**DO THIS:** Each entry below should be returned exactly as is, with the pictures removed.

**MATERIAL FOR THIS EXERCISE:**
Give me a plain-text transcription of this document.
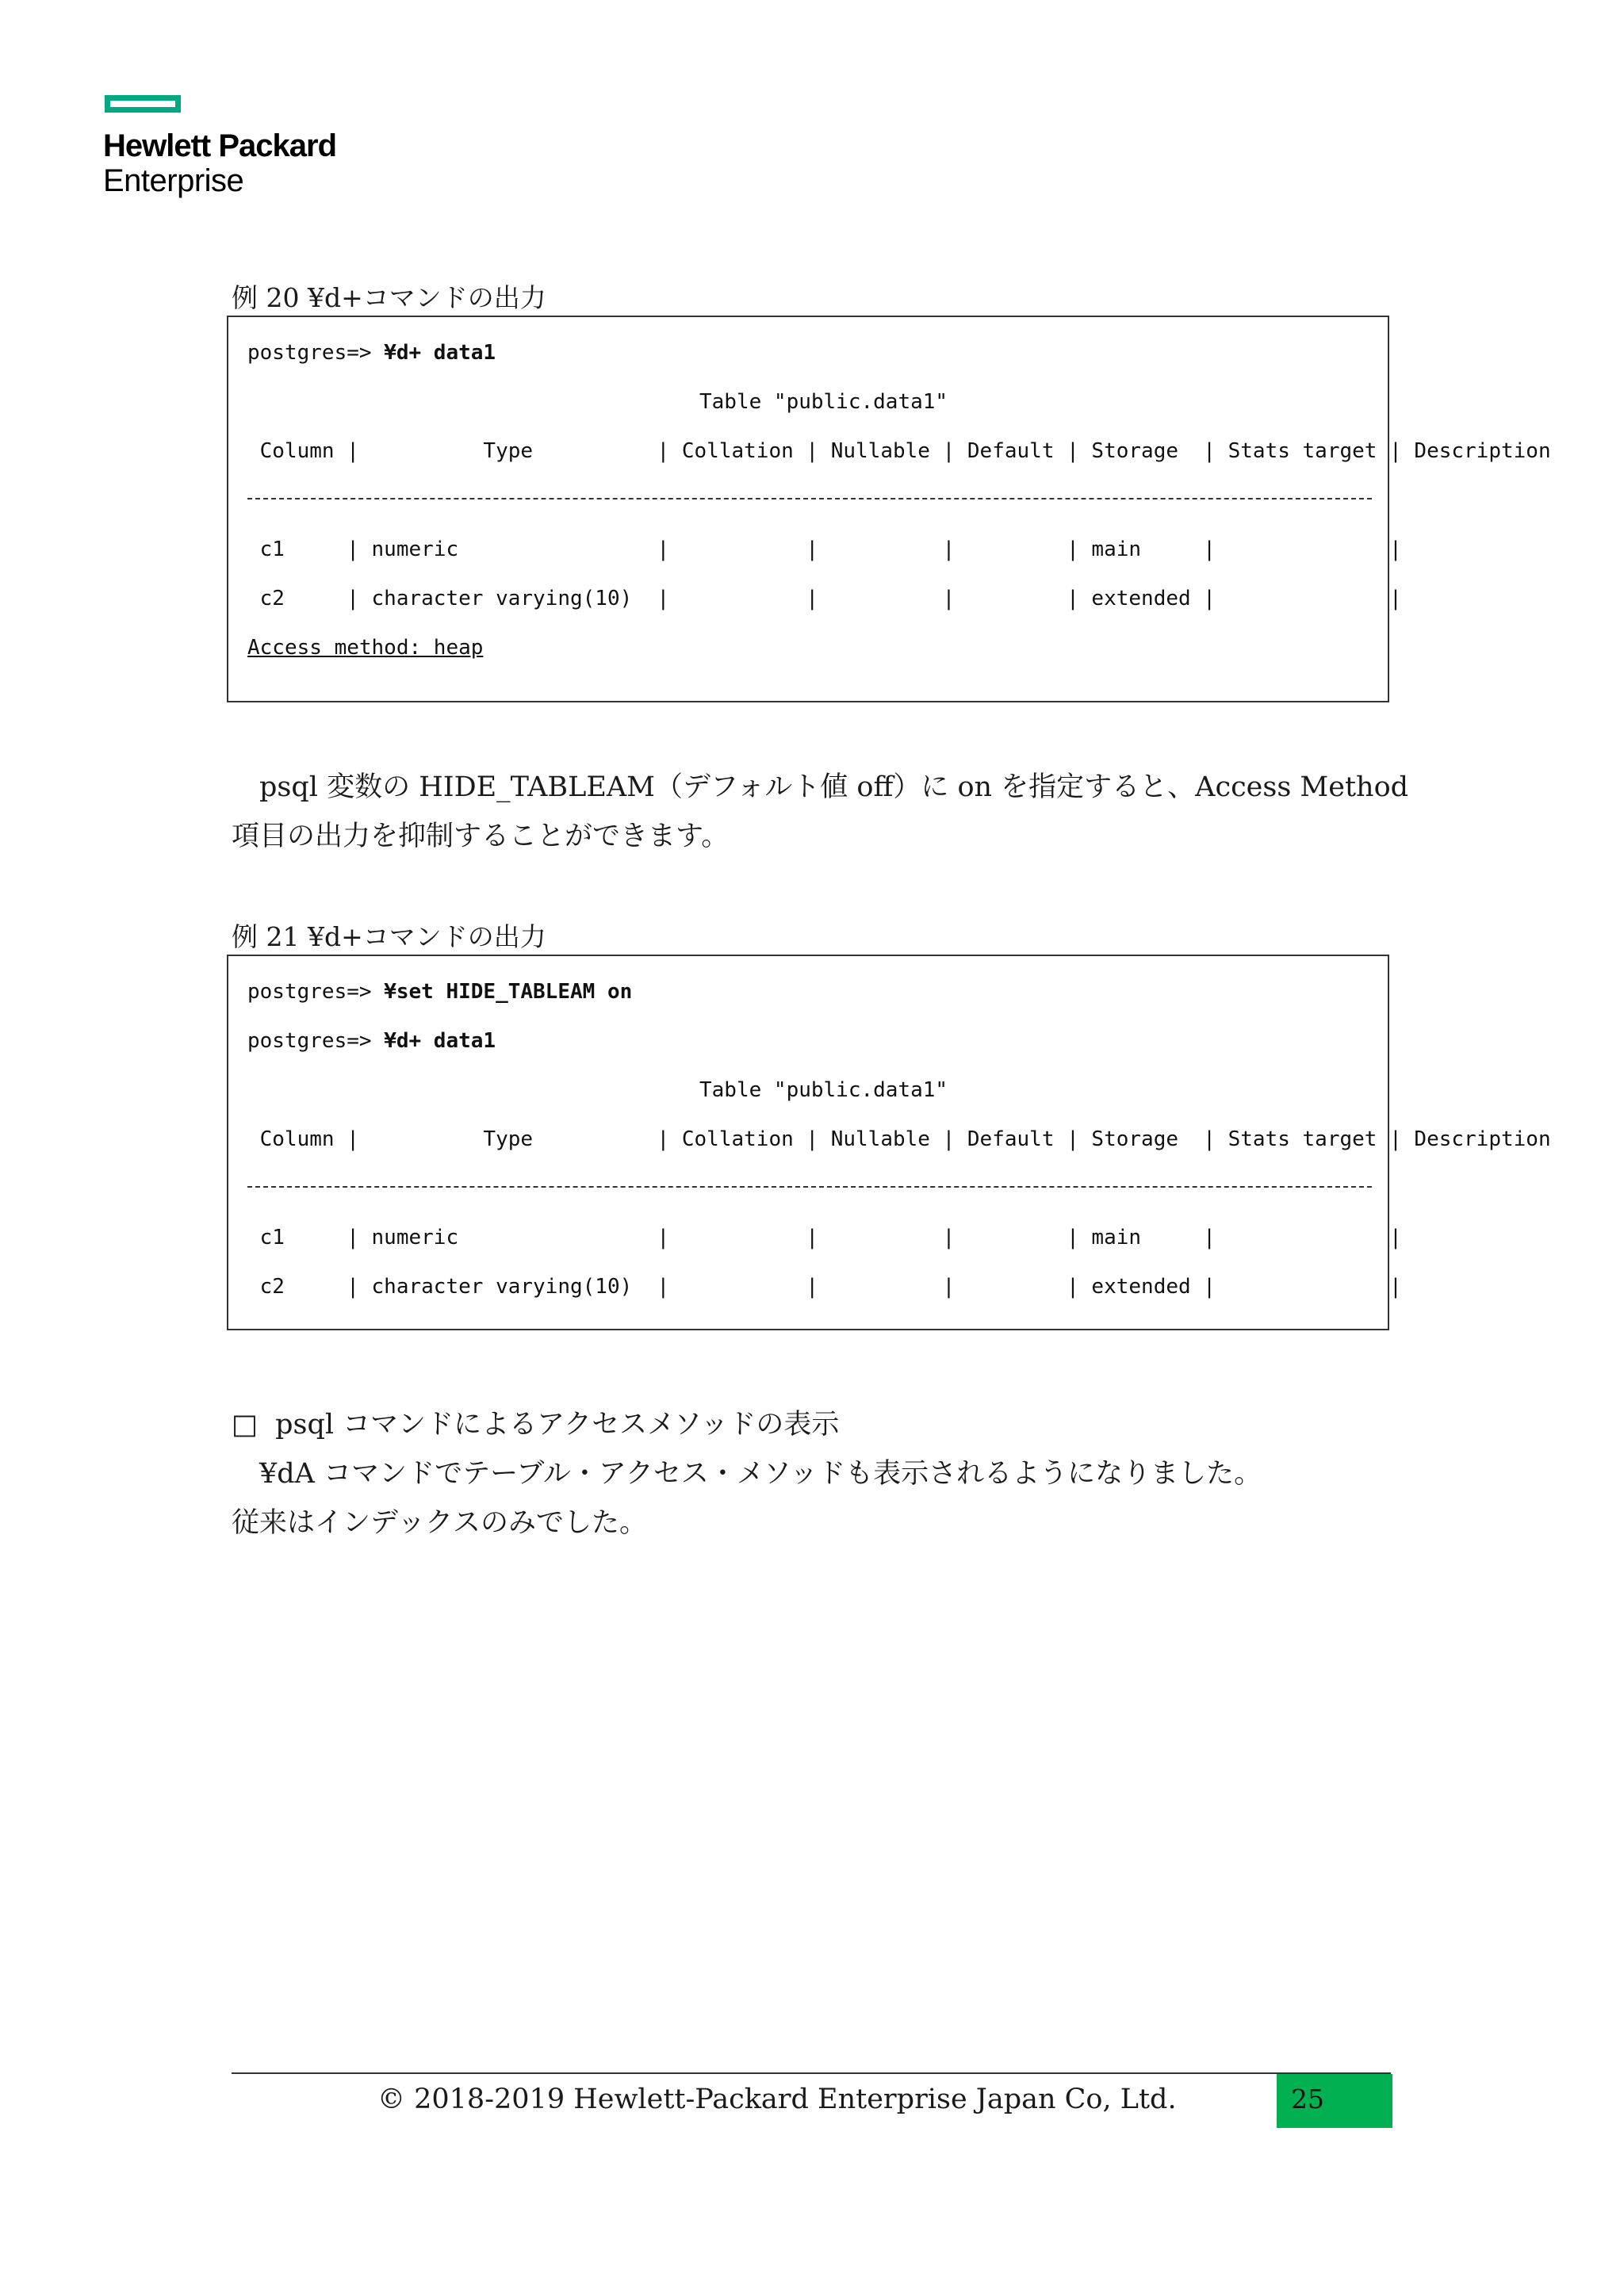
Hewlett Packard
Enterprise
例 20 ¥d+コマンドの出力
postgres=> ¥d+ data1
Table "public.data1"
Column |          Type          | Collation | Nullable | Default | Storage  | Stats target | Description
c1     | numeric                |           |          |         | main     |              |
c2     | character varying(10)  |           |          |         | extended |              |
Access method: heap
　psql 変数の HIDE_TABLEAM（デフォルト値 off）に on を指定すると、Access Method
項目の出力を抑制することができます。
例 21 ¥d+コマンドの出力
postgres=> ¥set HIDE_TABLEAM on
postgres=> ¥d+ data1
Table "public.data1"
Column |          Type          | Collation | Nullable | Default | Storage  | Stats target | Description
c1     | numeric                |           |          |         | main     |              |
c2     | character varying(10)  |           |          |         | extended |              |
□ psql コマンドによるアクセスメソッドの表示
　¥dA コマンドでテーブル・アクセス・メソッドも表示されるようになりました。
従来はインデックスのみでした。
© 2018-2019 Hewlett-Packard Enterprise Japan Co, Ltd.	25
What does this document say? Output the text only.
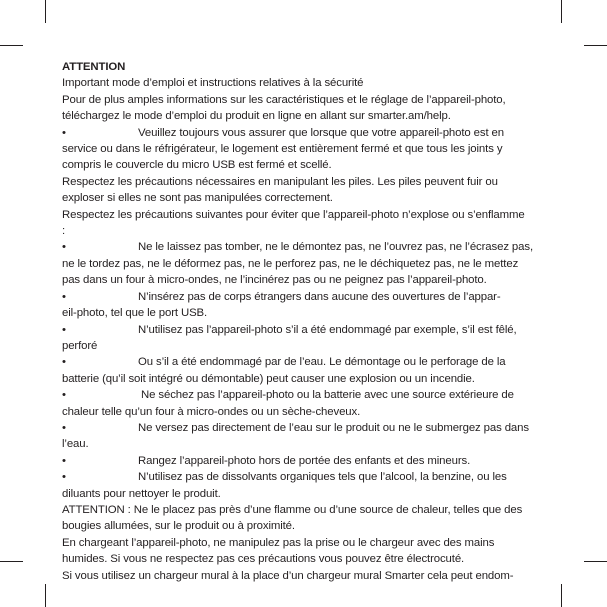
ATTENTION

Important mode d’emploi et instructions relatives à la sécurité

Pour de plus amples informations sur les caractéristiques et le réglage de l’appareil-photo,

téléchargez le mode d’emploi du produit en ligne en allant sur smarter.am/help.

•	Veuillez toujours vous assurer que lorsque que votre appareil-photo est en

service ou dans le réfrigérateur, le logement est entièrement fermé et que tous les joints y

compris le couvercle du micro USB est fermé et scellé.

Respectez les précautions nécessaires en manipulant les piles. Les piles peuvent fuir ou

exploser si elles ne sont pas manipulées correctement.

Respectez les précautions suivantes pour éviter que l’appareil-photo n’explose ou s’enflamme

:

•	Ne le laissez pas tomber, ne le démontez pas, ne l’ouvrez pas, ne l’écrasez pas,

ne le tordez pas, ne le déformez pas, ne le perforez pas, ne le déchiquetez pas, ne le mettez

pas dans un four à micro-ondes, ne l’incinérez pas ou ne peignez pas l’appareil-photo.

•	N’insérez pas de corps étrangers dans aucune des ouvertures de l’appar-

eil-photo, tel que le port USB.

•	N’utilisez pas l’appareil-photo s’il a été endommagé par exemple, s’il est fêlé,

perforé

•	Ou s’il a été endommagé par de l’eau. Le démontage ou le perforage de la

batterie (qu’il soit intégré ou démontable) peut causer une explosion ou un incendie.

•	Ne séchez pas l’appareil-photo ou la batterie avec une source extérieure de

chaleur telle qu’un four à micro-ondes ou un sèche-cheveux.

•	Ne versez pas directement de l’eau sur le produit ou ne le submergez pas dans

l’eau.

•	Rangez l’appareil-photo hors de portée des enfants et des mineurs.

•	N’utilisez pas de dissolvants organiques tels que l’alcool, la benzine, ou les

diluants pour nettoyer le produit.

ATTENTION : Ne le placez pas près d’une flamme ou d’une source de chaleur, telles que des

bougies allumées, sur le produit ou à proximité.

En chargeant l’appareil-photo, ne manipulez pas la prise ou le chargeur avec des mains

humides. Si vous ne respectez pas ces précautions vous pouvez être électrocuté.

Si vous utilisez un chargeur mural à la place d’un chargeur mural Smarter cela peut endom-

**RESULT FOR THIS EXERCISE:**
Give me a plain-text transcription of this document.
Hewlett Packard
Enterprise
例 20 ¥d+コマンドの出力
postgres=> ¥d+ data1
Table "public.data1"
Column |          Type          | Collation | Nullable | Default | Storage  | Stats target | Description
c1     | numeric                |           |          |         | main     |              |
c2     | character varying(10)  |           |          |         | extended |              |
Access method: heap
　psql 変数の HIDE_TABLEAM（デフォルト値 off）に on を指定すると、Access Method
項目の出力を抑制することができます。
例 21 ¥d+コマンドの出力
postgres=> ¥set HIDE_TABLEAM on
postgres=> ¥d+ data1
Table "public.data1"
Column |          Type          | Collation | Nullable | Default | Storage  | Stats target | Description
c1     | numeric                |           |          |         | main     |              |
c2     | character varying(10)  |           |          |         | extended |              |
□ psql コマンドによるアクセスメソッドの表示
　¥dA コマンドでテーブル・アクセス・メソッドも表示されるようになりました。
従来はインデックスのみでした。
© 2018-2019 Hewlett-Packard Enterprise Japan Co, Ltd.	25
What does this document say? Output the text only.
ATTENTION

Important mode d’emploi et instructions relatives à la sécurité

Pour de plus amples informations sur les caractéristiques et le réglage de l’appareil-photo,

téléchargez le mode d’emploi du produit en ligne en allant sur smarter.am/help.

•	Veuillez toujours vous assurer que lorsque que votre appareil-photo est en

service ou dans le réfrigérateur, le logement est entièrement fermé et que tous les joints y

compris le couvercle du micro USB est fermé et scellé.

Respectez les précautions nécessaires en manipulant les piles. Les piles peuvent fuir ou

exploser si elles ne sont pas manipulées correctement.

Respectez les précautions suivantes pour éviter que l’appareil-photo n’explose ou s’enflamme

:

•	Ne le laissez pas tomber, ne le démontez pas, ne l’ouvrez pas, ne l’écrasez pas,

ne le tordez pas, ne le déformez pas, ne le perforez pas, ne le déchiquetez pas, ne le mettez

pas dans un four à micro-ondes, ne l’incinérez pas ou ne peignez pas l’appareil-photo.

•	N’insérez pas de corps étrangers dans aucune des ouvertures de l’appar-

eil-photo, tel que le port USB.

•	N’utilisez pas l’appareil-photo s’il a été endommagé par exemple, s’il est fêlé,

perforé

•	Ou s’il a été endommagé par de l’eau. Le démontage ou le perforage de la

batterie (qu’il soit intégré ou démontable) peut causer une explosion ou un incendie.

•	Ne séchez pas l’appareil-photo ou la batterie avec une source extérieure de

chaleur telle qu’un four à micro-ondes ou un sèche-cheveux.

•	Ne versez pas directement de l’eau sur le produit ou ne le submergez pas dans

l’eau.

•	Rangez l’appareil-photo hors de portée des enfants et des mineurs.

•	N’utilisez pas de dissolvants organiques tels que l’alcool, la benzine, ou les

diluants pour nettoyer le produit.

ATTENTION : Ne le placez pas près d’une flamme ou d’une source de chaleur, telles que des

bougies allumées, sur le produit ou à proximité.

En chargeant l’appareil-photo, ne manipulez pas la prise ou le chargeur avec des mains

humides. Si vous ne respectez pas ces précautions vous pouvez être électrocuté.

Si vous utilisez un chargeur mural à la place d’un chargeur mural Smarter cela peut endom-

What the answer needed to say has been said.